Requirements: Filter the records below down to lines containing "release".
— Start of Source data —
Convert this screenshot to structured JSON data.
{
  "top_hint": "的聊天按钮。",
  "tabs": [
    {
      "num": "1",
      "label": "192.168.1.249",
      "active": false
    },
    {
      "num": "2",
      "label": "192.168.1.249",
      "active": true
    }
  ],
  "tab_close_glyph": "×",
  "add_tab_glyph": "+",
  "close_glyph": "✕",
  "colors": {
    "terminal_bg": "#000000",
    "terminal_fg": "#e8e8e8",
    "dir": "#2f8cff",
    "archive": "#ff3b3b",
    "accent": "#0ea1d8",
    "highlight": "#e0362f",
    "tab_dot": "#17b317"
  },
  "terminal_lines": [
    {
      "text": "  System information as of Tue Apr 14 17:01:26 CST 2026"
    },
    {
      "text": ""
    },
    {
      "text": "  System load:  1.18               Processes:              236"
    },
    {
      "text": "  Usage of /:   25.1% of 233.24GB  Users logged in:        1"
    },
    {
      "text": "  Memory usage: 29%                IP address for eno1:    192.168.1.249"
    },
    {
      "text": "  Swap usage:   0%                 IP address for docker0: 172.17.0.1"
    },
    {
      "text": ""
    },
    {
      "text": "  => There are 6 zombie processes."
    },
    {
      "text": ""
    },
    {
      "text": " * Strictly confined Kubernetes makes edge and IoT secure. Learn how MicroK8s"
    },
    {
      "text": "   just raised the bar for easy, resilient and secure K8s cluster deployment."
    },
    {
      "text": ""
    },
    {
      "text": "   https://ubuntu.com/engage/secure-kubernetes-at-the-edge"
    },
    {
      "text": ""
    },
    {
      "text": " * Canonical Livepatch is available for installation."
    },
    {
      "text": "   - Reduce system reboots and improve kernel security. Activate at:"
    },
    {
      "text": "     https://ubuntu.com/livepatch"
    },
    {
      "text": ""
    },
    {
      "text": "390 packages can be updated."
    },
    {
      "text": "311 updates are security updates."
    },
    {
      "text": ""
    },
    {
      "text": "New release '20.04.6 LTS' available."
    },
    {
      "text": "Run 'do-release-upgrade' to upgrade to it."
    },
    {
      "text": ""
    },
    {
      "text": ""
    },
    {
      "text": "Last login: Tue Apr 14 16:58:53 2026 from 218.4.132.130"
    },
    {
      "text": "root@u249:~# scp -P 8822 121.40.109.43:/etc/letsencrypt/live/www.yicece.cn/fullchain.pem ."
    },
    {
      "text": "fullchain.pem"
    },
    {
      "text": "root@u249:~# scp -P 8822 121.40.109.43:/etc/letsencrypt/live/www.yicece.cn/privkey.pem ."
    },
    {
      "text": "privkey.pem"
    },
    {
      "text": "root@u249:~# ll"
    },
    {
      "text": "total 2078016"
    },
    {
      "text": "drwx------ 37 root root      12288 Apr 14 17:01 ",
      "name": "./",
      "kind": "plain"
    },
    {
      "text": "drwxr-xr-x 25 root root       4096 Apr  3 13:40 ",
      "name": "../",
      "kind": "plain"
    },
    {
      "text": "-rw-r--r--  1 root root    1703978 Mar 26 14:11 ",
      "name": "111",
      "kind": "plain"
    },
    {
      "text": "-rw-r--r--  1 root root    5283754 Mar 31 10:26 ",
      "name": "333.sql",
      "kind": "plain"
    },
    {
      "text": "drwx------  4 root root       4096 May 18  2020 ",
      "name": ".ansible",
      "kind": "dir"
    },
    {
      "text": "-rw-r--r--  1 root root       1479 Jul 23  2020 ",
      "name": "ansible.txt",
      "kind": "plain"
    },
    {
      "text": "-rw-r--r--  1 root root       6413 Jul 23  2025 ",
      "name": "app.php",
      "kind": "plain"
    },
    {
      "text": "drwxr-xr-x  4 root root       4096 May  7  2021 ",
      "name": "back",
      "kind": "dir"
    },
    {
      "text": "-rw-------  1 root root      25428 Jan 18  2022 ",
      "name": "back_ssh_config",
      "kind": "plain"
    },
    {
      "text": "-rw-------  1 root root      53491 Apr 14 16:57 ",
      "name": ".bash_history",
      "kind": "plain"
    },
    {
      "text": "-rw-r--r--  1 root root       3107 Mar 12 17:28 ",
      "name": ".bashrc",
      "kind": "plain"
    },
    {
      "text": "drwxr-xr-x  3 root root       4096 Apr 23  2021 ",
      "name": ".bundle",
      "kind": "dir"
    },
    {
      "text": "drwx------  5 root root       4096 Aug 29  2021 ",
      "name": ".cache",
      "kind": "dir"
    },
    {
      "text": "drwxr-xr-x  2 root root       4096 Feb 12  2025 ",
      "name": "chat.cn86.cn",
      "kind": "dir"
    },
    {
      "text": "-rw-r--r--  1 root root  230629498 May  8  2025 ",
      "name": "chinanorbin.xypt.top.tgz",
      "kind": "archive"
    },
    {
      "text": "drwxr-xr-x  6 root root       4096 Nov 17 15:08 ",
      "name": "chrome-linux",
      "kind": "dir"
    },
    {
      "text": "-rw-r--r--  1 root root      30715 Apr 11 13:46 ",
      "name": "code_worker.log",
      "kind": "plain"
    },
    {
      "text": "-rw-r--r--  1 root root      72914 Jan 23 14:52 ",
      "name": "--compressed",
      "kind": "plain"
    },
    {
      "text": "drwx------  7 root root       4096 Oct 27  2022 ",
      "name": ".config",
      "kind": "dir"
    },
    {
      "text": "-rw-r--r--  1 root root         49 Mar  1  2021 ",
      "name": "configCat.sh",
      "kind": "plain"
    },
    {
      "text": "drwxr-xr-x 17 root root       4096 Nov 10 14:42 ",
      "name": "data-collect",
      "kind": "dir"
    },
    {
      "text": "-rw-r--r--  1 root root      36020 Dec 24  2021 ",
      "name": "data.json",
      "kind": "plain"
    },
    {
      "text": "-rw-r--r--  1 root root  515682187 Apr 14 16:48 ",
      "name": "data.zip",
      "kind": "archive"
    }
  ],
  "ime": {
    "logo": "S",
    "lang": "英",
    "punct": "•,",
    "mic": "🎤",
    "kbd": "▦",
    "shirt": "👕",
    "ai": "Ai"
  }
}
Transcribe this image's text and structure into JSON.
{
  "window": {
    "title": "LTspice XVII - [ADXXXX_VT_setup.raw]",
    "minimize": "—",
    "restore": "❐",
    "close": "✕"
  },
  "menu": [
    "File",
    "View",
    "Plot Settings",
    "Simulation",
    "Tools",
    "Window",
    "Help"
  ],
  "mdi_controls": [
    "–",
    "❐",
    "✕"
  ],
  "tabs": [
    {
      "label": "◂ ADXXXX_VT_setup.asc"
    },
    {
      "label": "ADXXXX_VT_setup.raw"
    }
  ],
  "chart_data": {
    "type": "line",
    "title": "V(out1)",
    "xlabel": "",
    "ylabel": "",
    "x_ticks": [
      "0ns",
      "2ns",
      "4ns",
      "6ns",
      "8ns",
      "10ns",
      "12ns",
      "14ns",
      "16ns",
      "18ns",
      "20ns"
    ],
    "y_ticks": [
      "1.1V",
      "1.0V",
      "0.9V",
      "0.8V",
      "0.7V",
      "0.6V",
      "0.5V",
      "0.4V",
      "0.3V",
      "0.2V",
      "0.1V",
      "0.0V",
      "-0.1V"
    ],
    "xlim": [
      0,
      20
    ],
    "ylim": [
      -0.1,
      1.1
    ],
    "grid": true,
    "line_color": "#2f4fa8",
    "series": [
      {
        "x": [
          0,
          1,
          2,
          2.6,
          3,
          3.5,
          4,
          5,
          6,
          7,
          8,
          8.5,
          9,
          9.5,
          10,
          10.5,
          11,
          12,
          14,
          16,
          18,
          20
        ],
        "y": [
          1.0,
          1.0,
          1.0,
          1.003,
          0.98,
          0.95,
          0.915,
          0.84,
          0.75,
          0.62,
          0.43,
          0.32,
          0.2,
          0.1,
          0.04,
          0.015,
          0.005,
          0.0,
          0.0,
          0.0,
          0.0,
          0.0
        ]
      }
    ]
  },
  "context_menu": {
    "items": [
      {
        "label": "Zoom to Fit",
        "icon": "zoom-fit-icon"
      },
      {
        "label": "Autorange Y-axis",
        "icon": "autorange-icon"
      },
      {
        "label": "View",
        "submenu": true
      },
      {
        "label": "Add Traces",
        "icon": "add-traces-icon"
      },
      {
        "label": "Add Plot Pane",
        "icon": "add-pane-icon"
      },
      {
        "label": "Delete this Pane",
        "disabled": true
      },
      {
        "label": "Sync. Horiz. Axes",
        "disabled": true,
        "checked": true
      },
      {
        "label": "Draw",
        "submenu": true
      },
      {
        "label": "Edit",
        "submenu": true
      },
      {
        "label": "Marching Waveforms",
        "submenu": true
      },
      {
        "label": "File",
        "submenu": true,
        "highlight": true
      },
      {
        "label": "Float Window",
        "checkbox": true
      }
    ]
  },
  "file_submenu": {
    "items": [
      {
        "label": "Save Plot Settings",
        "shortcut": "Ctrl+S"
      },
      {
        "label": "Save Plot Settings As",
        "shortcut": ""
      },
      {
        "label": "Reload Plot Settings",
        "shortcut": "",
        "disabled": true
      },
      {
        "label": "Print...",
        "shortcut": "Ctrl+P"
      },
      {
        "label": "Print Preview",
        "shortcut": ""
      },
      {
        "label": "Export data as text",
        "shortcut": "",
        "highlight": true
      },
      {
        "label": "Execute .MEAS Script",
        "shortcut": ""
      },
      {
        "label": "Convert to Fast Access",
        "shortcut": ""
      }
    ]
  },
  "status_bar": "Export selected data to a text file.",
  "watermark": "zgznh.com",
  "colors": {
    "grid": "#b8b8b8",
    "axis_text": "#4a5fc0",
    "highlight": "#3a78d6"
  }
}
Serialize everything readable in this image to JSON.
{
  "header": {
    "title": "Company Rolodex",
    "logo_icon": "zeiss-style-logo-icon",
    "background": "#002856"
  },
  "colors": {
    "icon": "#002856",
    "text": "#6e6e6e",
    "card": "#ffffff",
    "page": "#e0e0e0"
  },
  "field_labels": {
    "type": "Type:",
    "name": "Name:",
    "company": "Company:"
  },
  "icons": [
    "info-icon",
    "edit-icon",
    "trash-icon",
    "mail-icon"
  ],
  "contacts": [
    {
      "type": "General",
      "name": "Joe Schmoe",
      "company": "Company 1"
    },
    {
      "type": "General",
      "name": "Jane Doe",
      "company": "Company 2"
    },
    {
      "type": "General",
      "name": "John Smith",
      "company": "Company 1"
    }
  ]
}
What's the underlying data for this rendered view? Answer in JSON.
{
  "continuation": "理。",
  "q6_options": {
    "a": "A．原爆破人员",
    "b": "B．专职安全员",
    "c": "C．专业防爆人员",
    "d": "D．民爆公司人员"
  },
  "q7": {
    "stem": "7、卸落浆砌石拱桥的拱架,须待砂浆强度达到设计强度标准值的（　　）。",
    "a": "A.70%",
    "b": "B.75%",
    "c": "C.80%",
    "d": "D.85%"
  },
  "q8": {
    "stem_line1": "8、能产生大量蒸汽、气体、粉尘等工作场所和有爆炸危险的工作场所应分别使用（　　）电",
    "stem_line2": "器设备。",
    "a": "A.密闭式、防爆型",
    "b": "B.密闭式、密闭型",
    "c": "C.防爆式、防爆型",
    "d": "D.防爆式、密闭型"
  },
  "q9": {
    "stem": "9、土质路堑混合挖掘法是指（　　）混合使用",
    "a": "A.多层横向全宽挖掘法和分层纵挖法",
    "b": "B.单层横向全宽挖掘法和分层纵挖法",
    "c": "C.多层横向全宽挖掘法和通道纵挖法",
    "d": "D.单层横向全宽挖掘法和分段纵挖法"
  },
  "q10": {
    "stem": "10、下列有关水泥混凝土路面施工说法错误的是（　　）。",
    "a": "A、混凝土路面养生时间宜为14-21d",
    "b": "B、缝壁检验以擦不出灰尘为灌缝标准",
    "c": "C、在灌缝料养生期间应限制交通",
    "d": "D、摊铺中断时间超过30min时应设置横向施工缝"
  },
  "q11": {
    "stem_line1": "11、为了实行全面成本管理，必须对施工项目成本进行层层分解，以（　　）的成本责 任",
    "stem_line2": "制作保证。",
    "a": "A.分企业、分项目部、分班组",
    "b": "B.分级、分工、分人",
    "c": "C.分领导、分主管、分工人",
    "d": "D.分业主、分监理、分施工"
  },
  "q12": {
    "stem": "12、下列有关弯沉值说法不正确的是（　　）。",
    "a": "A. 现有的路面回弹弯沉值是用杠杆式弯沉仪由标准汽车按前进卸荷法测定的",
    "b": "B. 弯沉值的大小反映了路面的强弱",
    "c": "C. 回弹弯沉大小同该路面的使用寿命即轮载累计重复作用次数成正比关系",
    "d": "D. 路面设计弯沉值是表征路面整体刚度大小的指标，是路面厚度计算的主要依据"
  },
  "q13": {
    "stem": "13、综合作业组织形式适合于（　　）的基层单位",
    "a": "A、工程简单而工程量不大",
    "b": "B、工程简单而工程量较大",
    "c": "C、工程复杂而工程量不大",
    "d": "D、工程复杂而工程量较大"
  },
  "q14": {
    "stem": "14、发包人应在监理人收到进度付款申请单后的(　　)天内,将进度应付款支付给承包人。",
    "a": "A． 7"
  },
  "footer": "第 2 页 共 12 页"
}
— End of Source data —
Answer to this task:
      "text": "New release '20.04.6 LTS' available."
      "text": "Run 'do-release-upgrade' to upgrade to it."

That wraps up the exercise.